*Written problem*: Write out, exactly as they appear, only the lines running from the line with "Transcribe the text in this document." to the final line of the listing; include both.

*Provided entries*:
— Begin —

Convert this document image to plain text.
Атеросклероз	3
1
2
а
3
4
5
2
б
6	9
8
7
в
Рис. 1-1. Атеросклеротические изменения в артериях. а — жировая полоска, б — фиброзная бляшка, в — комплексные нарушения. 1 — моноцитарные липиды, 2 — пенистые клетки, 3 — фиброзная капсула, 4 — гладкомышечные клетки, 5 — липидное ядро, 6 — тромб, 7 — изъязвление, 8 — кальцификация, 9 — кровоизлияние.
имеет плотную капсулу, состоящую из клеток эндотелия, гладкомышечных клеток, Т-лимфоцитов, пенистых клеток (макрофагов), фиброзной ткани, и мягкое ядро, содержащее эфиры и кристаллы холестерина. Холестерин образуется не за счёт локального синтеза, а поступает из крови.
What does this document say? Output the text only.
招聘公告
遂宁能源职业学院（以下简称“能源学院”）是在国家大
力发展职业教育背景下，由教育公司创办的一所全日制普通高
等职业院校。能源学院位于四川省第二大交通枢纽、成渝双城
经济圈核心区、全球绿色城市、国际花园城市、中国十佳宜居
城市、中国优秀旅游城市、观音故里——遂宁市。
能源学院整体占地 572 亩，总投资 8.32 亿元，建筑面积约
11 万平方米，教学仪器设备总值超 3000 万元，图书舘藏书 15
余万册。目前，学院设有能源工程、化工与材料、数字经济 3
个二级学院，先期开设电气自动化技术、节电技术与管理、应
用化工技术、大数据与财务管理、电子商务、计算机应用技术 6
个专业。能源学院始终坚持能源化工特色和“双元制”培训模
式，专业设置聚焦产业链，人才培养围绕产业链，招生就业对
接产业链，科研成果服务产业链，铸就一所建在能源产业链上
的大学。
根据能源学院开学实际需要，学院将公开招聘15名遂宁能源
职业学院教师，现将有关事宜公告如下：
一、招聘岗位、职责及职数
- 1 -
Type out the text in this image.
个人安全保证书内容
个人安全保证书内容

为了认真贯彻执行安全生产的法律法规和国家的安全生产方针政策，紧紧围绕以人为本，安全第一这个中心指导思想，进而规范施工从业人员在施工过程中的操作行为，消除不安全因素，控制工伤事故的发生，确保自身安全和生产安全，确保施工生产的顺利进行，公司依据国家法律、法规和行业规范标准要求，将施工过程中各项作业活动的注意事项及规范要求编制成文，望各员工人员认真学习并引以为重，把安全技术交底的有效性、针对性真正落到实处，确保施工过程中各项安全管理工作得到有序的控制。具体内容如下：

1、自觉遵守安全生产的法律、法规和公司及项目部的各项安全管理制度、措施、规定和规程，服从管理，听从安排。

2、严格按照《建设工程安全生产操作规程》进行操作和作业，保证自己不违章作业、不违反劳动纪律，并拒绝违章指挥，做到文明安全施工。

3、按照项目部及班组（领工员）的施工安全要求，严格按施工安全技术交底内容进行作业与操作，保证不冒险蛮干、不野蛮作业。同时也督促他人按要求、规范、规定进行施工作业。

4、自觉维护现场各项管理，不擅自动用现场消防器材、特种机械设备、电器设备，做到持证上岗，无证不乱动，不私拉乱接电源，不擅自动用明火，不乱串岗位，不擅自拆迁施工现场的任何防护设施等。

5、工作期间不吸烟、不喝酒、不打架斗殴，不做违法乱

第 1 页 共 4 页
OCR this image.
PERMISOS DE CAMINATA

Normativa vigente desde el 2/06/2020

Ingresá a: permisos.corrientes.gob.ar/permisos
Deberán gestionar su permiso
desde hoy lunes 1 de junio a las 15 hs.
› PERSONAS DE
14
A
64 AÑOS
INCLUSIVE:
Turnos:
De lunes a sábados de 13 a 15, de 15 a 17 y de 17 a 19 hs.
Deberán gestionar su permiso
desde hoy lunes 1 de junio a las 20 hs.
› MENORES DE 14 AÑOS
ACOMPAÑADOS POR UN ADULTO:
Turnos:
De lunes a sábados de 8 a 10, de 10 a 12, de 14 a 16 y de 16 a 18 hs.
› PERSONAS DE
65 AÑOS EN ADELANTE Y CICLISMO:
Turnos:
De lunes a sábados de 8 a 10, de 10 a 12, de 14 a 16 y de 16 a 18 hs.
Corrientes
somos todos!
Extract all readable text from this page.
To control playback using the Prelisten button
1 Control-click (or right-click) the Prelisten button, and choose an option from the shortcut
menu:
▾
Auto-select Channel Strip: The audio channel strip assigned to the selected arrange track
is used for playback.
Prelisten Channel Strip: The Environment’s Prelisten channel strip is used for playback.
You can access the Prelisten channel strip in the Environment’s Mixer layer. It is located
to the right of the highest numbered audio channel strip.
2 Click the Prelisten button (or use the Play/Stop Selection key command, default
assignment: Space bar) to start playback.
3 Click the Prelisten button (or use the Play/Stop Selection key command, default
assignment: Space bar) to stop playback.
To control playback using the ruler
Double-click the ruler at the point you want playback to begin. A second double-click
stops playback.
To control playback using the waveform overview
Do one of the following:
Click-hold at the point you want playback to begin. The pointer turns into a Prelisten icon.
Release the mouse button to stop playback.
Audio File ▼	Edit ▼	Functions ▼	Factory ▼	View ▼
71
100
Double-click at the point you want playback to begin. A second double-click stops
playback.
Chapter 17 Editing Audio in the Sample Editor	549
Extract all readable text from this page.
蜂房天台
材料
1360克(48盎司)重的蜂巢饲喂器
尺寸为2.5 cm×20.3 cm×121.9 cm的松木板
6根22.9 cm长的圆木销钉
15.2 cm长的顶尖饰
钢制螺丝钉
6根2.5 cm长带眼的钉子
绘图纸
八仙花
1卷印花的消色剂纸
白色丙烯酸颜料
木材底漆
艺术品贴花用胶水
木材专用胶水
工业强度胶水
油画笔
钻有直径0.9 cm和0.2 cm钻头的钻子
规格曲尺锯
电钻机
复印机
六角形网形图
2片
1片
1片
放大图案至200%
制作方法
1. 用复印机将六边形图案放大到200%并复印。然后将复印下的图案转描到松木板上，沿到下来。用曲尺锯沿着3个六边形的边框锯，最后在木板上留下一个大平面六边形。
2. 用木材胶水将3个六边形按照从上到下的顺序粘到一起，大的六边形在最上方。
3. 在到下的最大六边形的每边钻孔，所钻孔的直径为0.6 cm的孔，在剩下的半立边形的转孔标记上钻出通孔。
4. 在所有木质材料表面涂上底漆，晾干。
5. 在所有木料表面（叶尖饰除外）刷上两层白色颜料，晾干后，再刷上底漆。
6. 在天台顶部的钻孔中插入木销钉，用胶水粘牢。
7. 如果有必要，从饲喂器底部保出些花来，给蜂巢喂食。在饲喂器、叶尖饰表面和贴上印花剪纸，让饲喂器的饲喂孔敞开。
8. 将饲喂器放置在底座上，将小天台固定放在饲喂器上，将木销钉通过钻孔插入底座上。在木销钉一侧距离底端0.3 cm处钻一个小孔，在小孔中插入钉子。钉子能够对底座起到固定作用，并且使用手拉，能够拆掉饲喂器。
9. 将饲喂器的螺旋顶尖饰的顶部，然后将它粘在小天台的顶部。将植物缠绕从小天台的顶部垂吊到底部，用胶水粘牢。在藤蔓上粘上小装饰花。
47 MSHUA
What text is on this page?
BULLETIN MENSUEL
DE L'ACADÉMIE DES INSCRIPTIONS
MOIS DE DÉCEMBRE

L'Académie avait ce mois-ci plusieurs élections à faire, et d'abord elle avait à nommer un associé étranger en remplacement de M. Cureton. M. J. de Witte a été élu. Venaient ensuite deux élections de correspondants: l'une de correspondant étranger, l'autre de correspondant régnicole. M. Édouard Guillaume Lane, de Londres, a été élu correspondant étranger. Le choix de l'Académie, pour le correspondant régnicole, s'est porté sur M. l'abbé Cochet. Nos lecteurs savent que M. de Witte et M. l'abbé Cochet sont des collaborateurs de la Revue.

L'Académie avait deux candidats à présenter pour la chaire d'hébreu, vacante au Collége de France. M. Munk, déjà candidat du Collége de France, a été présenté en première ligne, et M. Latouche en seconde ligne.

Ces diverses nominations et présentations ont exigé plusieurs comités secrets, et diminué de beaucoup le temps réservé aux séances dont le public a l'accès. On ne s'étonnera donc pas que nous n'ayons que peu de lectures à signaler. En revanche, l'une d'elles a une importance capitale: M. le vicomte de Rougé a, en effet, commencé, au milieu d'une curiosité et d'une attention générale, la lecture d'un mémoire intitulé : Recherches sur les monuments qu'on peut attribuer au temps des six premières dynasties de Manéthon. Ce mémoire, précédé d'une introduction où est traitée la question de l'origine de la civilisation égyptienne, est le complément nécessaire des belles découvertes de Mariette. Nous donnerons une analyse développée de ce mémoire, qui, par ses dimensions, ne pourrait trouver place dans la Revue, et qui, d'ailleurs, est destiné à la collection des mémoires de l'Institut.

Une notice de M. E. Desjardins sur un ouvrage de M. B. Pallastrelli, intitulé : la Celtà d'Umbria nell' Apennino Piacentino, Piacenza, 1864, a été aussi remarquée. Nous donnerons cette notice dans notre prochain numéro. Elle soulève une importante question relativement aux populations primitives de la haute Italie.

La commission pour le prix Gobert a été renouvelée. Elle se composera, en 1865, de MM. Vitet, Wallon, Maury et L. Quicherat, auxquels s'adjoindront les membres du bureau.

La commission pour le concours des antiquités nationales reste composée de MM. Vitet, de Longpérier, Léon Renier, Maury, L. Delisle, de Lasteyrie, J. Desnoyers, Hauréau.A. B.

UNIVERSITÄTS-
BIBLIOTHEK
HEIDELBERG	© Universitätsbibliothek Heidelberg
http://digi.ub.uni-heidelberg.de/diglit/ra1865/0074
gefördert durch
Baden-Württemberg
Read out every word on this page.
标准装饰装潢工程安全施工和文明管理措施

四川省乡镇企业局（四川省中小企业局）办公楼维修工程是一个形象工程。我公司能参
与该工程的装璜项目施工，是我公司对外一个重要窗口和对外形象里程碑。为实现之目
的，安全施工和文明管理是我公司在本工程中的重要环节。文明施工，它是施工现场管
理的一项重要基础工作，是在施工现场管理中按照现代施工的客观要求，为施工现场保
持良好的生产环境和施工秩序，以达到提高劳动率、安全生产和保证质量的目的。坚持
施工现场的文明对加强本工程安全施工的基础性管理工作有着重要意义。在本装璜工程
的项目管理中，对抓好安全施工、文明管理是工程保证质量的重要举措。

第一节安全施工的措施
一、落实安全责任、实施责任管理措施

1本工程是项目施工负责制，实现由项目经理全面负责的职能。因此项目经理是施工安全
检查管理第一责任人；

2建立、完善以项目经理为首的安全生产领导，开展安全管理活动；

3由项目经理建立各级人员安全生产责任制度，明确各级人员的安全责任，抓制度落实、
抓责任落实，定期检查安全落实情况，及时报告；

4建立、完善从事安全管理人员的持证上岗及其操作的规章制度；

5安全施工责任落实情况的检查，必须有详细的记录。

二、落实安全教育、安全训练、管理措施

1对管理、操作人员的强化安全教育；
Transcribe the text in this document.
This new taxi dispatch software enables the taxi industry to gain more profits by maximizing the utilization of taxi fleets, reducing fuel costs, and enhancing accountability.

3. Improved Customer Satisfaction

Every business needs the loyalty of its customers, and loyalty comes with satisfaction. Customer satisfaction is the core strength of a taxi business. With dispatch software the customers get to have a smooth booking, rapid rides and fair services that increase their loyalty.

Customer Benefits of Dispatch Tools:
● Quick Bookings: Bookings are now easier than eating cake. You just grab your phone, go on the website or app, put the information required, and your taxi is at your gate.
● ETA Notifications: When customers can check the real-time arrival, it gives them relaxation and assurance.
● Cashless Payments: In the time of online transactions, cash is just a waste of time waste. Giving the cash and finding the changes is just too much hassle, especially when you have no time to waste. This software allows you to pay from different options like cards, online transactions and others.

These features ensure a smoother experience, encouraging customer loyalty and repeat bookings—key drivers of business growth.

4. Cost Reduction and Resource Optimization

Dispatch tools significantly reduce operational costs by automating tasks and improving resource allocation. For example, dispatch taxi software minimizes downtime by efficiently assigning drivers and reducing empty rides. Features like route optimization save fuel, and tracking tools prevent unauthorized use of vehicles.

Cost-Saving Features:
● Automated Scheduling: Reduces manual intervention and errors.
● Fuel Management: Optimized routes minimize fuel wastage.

— End —

*Response to the task*:
Transcribe the text in this document.
This new taxi dispatch software enables the taxi industry to gain more profits by maximizing the utilization of taxi fleets, reducing fuel costs, and enhancing accountability.

3. Improved Customer Satisfaction

Every business needs the loyalty of its customers, and loyalty comes with satisfaction. Customer satisfaction is the core strength of a taxi business. With dispatch software the customers get to have a smooth booking, rapid rides and fair services that increase their loyalty.

Customer Benefits of Dispatch Tools:
● Quick Bookings: Bookings are now easier than eating cake. You just grab your phone, go on the website or app, put the information required, and your taxi is at your gate.
● ETA Notifications: When customers can check the real-time arrival, it gives them relaxation and assurance.
● Cashless Payments: In the time of online transactions, cash is just a waste of time waste. Giving the cash and finding the changes is just too much hassle, especially when you have no time to waste. This software allows you to pay from different options like cards, online transactions and others.

These features ensure a smoother experience, encouraging customer loyalty and repeat bookings—key drivers of business growth.

4. Cost Reduction and Resource Optimization

Dispatch tools significantly reduce operational costs by automating tasks and improving resource allocation. For example, dispatch taxi software minimizes downtime by efficiently assigning drivers and reducing empty rides. Features like route optimization save fuel, and tracking tools prevent unauthorized use of vehicles.

Cost-Saving Features:
● Automated Scheduling: Reduces manual intervention and errors.
● Fuel Management: Optimized routes minimize fuel wastage.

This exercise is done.